===== Material

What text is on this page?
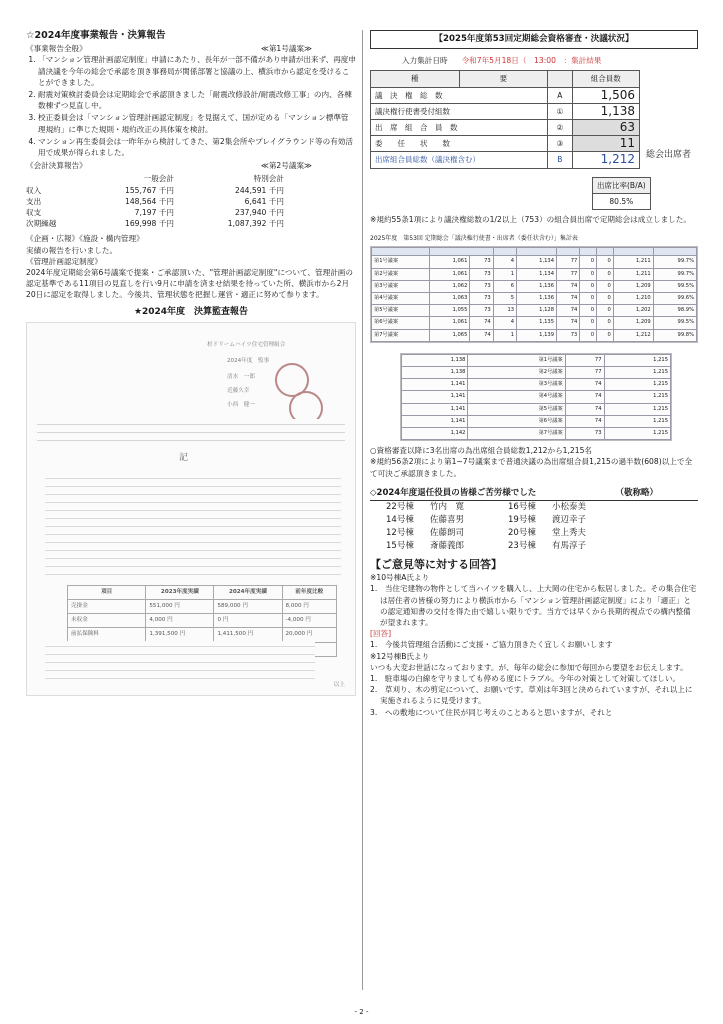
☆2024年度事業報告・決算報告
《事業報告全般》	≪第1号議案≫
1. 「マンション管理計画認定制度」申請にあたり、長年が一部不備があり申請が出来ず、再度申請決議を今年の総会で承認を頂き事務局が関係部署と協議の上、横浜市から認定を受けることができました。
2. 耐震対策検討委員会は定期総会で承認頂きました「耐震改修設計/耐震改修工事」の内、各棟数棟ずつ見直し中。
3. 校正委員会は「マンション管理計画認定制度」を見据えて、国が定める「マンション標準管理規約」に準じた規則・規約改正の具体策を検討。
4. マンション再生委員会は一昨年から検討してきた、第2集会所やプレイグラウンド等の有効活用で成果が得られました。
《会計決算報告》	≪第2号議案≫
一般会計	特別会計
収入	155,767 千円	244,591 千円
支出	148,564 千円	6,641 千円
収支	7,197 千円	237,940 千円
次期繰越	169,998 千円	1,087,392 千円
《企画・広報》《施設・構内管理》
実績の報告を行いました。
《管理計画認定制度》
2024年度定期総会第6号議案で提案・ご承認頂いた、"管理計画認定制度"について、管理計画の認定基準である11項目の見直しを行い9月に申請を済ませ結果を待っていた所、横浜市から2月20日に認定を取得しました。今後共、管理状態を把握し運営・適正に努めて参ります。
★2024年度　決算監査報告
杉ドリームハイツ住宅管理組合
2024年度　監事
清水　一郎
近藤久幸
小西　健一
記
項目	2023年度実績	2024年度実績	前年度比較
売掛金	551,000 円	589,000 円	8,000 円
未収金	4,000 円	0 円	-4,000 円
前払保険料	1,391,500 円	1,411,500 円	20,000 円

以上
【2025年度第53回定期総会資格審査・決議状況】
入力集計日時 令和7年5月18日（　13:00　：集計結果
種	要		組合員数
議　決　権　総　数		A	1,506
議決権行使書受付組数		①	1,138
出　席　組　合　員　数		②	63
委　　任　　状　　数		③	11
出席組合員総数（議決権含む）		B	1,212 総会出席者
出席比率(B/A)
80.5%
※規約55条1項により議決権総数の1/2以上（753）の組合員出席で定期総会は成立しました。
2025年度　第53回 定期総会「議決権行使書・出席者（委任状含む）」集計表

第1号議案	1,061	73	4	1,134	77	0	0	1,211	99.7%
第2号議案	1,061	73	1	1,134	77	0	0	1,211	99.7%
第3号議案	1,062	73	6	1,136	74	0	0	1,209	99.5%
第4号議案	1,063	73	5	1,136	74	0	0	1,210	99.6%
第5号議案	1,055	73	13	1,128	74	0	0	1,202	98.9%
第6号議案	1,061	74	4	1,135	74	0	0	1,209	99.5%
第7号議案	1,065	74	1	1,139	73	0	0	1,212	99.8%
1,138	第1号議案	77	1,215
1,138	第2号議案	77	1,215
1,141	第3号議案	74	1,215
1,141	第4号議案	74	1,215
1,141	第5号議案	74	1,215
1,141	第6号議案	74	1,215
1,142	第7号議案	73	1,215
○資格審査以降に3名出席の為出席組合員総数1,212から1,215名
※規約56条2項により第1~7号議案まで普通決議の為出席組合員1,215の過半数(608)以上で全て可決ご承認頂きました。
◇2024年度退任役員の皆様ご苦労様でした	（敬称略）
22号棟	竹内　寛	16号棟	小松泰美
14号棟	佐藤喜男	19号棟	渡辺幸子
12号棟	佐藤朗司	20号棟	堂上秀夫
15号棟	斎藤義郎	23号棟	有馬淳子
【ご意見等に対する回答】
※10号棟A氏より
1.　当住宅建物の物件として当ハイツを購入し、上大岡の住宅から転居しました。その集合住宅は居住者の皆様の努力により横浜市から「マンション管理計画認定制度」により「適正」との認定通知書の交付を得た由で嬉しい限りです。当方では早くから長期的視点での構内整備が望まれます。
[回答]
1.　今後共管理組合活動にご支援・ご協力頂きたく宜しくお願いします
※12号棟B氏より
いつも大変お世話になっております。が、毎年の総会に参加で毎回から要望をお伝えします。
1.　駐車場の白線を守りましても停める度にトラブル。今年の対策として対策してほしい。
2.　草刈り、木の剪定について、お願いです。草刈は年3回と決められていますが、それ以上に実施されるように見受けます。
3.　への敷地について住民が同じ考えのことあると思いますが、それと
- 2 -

==========
===== Material

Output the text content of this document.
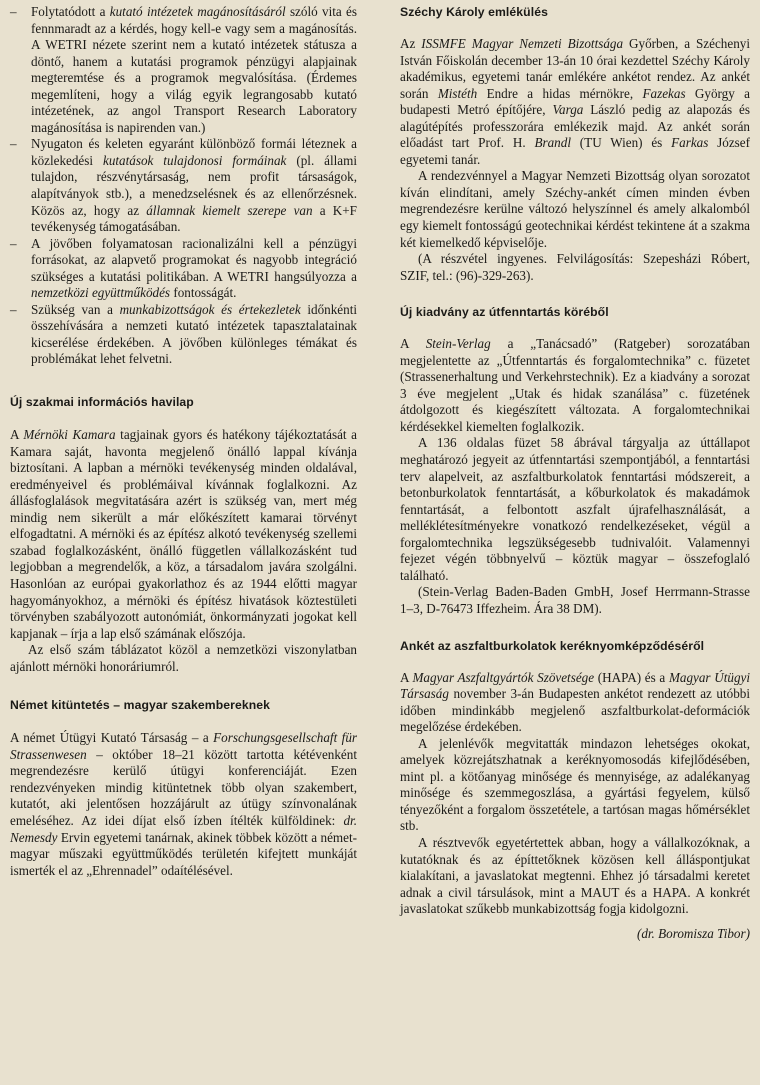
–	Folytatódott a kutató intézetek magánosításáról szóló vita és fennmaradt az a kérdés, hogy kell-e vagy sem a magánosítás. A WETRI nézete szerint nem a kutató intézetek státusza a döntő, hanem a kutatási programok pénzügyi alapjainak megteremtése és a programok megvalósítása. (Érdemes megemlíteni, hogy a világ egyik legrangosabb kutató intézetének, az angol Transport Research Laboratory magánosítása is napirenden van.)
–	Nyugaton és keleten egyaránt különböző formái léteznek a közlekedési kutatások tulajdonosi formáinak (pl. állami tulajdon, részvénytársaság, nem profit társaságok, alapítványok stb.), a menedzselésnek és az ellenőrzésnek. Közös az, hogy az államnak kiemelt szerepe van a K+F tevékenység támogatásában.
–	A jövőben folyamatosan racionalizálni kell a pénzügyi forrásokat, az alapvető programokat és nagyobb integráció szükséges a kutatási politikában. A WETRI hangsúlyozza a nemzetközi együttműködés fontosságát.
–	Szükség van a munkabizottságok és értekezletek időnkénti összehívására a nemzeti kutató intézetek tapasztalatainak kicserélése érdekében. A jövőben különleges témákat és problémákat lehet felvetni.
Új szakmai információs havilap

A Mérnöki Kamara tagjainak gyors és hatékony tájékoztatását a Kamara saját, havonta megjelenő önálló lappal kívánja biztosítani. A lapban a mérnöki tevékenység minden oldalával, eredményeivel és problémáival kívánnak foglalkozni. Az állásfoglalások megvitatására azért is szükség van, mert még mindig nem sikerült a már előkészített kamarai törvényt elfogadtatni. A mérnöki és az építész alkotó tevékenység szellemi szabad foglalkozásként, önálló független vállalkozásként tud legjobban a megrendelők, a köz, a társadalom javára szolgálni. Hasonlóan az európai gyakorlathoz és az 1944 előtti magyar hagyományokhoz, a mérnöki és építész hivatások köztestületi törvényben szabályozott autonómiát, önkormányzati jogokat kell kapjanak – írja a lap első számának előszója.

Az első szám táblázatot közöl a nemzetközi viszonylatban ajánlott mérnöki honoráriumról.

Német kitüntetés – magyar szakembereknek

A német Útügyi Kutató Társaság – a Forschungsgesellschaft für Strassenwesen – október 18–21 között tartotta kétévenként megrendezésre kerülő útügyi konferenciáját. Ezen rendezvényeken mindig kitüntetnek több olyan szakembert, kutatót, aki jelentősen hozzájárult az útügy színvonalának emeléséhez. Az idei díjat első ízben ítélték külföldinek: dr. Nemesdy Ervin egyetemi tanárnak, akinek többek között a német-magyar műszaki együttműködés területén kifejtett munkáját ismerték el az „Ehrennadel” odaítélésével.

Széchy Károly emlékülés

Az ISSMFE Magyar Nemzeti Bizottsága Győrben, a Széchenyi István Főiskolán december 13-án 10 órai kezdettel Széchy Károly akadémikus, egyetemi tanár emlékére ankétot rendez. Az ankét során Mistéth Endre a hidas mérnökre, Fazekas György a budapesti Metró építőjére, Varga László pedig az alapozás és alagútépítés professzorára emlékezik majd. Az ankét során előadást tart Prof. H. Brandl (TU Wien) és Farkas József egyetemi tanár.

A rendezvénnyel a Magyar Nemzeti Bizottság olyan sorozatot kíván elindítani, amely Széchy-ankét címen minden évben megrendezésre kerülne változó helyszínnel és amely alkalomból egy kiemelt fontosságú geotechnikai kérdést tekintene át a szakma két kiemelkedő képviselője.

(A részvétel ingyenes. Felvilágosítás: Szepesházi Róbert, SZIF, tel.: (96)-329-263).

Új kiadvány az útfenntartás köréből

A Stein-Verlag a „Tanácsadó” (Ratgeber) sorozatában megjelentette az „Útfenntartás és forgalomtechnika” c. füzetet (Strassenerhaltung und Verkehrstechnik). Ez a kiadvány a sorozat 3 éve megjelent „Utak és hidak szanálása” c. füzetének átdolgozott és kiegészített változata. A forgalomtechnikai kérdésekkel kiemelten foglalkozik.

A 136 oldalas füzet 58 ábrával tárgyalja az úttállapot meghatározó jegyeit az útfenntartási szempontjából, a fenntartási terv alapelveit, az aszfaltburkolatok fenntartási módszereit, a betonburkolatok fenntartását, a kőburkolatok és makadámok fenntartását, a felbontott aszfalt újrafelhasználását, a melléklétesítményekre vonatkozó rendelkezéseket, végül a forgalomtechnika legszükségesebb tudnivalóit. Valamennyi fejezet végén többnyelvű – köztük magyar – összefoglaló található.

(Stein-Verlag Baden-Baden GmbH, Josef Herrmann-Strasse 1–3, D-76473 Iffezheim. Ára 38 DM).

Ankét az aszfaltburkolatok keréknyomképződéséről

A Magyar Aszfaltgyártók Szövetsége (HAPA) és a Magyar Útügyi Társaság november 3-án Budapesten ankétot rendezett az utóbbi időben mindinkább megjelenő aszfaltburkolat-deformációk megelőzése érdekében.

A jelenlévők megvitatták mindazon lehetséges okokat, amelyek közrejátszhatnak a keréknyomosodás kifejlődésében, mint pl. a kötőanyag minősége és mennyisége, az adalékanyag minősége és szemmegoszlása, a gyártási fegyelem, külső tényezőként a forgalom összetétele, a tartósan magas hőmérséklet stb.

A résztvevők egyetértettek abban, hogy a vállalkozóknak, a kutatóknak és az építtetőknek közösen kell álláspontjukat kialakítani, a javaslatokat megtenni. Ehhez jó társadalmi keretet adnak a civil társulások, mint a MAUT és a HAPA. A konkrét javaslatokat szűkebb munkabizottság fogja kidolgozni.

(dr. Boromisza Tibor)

==========

__What is expected__: Each line of the material that holds the string "text" counts once; give the total alone.

__Problem solution__: 2